Pull every line containing "Hours" from the entries.

### Data rows
--------------------

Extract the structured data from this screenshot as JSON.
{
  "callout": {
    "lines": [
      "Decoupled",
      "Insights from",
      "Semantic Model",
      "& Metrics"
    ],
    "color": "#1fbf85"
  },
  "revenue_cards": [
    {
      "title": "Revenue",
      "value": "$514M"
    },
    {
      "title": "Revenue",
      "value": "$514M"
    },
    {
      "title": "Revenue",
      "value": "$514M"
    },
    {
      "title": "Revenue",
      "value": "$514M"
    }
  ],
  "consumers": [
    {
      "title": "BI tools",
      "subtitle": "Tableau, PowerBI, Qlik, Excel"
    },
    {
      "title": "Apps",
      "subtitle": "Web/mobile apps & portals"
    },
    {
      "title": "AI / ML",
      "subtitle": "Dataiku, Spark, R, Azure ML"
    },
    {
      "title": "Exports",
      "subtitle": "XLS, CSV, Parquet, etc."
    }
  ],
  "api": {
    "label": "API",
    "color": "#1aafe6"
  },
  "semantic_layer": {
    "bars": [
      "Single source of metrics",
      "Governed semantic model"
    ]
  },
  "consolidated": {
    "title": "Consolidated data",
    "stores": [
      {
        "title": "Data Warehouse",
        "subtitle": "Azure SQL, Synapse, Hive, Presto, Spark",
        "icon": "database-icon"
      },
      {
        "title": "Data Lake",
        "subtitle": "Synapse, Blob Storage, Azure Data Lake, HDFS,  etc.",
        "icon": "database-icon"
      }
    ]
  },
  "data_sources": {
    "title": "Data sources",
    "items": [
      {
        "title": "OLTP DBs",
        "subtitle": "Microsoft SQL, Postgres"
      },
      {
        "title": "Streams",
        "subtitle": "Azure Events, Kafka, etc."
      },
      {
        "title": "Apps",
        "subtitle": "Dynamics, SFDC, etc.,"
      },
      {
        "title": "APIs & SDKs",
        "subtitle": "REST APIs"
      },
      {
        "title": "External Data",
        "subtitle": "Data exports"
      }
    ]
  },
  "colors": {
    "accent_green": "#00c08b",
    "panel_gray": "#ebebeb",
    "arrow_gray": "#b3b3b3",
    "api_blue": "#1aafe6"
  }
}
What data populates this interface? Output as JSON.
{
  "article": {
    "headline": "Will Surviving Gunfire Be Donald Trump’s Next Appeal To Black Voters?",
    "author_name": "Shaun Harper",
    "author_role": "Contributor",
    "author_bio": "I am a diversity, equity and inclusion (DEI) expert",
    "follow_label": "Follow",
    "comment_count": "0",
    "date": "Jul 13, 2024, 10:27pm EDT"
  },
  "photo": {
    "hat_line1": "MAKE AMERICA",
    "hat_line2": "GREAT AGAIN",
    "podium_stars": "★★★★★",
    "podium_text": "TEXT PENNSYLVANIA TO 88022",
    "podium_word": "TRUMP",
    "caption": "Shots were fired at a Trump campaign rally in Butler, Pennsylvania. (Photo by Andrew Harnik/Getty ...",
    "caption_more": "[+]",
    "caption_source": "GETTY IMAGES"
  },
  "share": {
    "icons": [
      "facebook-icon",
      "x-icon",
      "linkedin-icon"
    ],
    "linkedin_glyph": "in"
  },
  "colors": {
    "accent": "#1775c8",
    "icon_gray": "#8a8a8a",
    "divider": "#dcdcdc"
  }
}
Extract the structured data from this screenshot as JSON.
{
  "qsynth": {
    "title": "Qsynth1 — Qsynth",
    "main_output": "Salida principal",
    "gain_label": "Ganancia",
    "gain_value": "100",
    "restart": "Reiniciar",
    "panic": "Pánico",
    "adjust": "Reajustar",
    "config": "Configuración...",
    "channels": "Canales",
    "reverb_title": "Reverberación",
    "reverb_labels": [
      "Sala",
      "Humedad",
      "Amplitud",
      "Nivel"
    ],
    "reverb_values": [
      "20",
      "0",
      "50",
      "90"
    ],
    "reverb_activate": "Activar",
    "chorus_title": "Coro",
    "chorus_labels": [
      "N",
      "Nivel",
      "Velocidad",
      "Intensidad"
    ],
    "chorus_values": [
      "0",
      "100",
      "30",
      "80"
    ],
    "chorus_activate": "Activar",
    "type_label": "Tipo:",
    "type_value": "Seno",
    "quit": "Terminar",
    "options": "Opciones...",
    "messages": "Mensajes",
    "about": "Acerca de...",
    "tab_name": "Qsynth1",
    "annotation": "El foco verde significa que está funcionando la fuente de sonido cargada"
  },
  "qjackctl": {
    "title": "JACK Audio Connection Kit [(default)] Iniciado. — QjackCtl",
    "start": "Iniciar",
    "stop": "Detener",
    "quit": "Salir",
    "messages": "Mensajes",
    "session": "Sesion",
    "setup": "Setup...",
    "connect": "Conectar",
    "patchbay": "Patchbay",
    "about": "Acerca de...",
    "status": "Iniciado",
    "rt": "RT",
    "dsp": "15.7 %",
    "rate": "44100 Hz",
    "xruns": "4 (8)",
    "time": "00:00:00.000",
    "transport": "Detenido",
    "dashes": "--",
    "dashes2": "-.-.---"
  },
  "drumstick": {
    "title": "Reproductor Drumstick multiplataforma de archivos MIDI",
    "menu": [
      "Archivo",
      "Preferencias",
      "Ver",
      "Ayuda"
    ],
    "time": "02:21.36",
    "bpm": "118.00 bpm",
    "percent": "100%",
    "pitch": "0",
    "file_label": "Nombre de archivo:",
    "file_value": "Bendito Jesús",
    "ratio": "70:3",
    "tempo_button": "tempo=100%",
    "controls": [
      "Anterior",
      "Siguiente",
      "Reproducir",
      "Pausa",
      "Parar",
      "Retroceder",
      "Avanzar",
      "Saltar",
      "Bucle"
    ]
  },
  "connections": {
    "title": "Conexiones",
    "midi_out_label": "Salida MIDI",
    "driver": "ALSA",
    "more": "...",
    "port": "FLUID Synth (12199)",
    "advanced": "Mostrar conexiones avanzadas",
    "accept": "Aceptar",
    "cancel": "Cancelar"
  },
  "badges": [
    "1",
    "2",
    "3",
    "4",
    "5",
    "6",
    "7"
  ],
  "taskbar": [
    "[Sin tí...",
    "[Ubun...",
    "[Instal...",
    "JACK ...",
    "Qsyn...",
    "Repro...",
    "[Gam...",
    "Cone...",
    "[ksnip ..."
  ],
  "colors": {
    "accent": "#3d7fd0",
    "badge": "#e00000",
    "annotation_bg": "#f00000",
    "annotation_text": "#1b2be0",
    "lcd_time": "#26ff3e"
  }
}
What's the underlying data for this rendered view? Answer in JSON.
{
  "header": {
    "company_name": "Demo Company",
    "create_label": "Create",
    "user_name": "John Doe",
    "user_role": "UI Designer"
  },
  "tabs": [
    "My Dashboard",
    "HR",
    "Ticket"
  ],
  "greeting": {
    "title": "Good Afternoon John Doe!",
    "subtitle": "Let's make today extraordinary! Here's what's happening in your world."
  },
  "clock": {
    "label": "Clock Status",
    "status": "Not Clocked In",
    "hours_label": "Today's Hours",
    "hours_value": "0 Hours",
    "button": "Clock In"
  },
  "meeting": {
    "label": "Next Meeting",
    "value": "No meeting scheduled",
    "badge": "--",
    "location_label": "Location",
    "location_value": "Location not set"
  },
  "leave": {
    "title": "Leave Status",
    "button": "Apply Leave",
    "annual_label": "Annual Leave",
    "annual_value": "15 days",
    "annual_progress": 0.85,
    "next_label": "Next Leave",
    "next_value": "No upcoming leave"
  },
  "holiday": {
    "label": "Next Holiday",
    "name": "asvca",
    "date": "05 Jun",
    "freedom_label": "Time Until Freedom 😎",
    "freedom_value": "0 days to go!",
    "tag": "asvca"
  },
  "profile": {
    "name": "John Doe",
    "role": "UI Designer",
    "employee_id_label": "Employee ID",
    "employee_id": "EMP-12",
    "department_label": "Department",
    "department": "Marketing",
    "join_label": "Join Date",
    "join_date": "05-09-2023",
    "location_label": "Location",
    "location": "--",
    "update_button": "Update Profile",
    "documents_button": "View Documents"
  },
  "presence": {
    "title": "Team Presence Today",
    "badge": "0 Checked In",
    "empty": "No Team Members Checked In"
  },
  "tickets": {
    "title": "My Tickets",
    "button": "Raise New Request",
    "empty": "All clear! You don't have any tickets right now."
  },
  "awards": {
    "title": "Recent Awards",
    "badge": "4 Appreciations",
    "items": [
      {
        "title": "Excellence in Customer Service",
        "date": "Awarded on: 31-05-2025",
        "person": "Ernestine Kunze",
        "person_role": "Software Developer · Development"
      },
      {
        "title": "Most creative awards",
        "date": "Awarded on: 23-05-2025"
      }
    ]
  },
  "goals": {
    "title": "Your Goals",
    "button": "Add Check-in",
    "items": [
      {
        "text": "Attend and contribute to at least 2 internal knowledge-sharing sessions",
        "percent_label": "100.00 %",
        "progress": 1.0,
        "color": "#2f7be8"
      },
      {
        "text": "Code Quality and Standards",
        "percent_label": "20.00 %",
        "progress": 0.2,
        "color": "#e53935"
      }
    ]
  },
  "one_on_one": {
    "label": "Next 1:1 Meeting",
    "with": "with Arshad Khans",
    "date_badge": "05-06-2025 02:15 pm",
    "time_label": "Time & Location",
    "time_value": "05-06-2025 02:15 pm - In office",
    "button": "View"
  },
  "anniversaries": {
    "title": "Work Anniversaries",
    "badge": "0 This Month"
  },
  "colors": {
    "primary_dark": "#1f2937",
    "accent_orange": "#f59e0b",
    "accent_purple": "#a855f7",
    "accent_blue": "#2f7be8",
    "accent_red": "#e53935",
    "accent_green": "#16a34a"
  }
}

--------------------

### Response to the task
    "hours_label": "Today's Hours",
    "hours_value": "0 Hours",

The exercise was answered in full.